WORK REQUIRED: From the listing below, extract every line in which the word "this" appears.

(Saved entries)
--------------------------------

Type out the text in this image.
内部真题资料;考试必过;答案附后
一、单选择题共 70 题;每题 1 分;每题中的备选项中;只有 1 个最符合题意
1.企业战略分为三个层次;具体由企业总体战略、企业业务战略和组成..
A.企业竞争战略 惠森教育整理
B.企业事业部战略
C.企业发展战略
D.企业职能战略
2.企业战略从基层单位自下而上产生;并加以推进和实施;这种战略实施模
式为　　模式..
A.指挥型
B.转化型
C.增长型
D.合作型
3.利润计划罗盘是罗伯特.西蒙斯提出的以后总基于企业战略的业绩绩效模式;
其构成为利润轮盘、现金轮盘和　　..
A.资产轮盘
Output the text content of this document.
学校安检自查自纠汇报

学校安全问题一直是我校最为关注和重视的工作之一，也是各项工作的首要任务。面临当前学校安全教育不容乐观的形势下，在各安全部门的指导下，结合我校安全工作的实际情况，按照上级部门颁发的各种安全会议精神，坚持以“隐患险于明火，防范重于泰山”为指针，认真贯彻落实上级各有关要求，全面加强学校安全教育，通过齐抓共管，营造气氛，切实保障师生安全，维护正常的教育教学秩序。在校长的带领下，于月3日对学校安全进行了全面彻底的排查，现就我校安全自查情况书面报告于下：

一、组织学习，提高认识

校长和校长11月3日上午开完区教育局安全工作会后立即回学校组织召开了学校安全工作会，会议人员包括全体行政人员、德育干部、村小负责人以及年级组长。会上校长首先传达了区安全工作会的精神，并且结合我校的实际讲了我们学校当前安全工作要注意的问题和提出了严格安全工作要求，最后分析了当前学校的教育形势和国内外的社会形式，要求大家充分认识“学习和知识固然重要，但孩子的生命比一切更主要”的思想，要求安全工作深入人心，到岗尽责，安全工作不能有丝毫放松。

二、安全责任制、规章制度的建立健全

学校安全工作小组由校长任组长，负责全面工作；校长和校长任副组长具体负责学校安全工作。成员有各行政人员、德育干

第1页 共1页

--------------------------------

FINAL RESULT:
Type out the text in this image.
Output the text content of this document.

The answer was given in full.